## Instructions for the task
Show in full every line of the items below that contains the string "curves". Uppercase and lowercase must match.

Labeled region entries
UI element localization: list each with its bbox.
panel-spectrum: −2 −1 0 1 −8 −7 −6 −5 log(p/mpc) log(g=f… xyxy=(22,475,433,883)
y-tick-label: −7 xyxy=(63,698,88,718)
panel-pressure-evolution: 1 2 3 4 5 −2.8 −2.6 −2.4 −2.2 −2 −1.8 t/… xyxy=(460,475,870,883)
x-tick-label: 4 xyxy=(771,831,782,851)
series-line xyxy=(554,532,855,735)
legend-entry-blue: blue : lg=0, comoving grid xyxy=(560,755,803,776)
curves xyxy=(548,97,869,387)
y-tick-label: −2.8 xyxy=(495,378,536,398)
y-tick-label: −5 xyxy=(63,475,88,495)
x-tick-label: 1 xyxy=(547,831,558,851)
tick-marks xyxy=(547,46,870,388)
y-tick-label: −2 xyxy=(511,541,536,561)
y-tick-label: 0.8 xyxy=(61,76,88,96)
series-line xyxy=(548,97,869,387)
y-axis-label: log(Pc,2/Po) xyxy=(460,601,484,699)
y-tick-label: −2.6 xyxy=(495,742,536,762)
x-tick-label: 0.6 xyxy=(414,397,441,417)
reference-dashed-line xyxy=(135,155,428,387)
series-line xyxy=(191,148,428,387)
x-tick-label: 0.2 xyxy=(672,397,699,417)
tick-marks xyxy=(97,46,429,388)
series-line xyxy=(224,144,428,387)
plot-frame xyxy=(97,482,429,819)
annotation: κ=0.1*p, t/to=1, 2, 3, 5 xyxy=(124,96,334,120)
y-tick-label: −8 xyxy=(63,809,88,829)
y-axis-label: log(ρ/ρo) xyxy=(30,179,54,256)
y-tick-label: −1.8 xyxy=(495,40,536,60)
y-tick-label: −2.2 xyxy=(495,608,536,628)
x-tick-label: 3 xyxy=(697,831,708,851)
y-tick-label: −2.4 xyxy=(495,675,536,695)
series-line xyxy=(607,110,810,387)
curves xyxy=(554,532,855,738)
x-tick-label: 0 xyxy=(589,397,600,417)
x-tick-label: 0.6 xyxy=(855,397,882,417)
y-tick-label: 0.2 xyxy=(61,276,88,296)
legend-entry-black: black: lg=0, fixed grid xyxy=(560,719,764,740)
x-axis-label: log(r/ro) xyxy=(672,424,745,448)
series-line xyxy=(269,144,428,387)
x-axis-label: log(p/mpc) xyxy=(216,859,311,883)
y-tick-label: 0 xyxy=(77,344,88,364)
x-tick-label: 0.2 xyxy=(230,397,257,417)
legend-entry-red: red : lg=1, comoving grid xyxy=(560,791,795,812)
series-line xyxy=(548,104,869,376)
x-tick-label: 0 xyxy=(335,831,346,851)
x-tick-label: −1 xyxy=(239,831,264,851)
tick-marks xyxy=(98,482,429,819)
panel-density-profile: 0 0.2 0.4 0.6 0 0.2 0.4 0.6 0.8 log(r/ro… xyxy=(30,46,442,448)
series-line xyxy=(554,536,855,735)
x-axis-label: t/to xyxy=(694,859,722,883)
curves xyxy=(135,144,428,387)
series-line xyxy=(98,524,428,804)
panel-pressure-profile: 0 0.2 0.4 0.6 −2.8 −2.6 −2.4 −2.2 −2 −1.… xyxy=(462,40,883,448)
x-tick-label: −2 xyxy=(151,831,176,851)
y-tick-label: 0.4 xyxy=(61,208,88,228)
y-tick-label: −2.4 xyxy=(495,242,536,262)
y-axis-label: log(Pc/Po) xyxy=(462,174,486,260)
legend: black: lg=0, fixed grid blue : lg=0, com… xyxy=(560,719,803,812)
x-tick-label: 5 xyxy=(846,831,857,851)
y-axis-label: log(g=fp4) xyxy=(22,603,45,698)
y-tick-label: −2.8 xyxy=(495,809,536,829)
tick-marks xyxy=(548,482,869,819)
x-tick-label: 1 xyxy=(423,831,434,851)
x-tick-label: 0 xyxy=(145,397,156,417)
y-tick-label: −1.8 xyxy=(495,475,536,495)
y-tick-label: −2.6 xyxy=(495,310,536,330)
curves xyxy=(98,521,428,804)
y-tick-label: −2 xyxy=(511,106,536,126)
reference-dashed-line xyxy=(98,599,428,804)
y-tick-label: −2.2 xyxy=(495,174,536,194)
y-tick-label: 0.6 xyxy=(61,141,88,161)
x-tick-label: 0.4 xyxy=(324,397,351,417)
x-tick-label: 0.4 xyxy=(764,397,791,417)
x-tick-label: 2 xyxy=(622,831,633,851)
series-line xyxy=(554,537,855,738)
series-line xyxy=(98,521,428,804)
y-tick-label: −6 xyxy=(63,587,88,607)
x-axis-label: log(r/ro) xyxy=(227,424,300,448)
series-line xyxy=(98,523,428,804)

## Written solution
curves xyxy=(548,97,869,387)
curves xyxy=(554,532,855,738)
curves xyxy=(135,144,428,387)
curves xyxy=(98,521,428,804)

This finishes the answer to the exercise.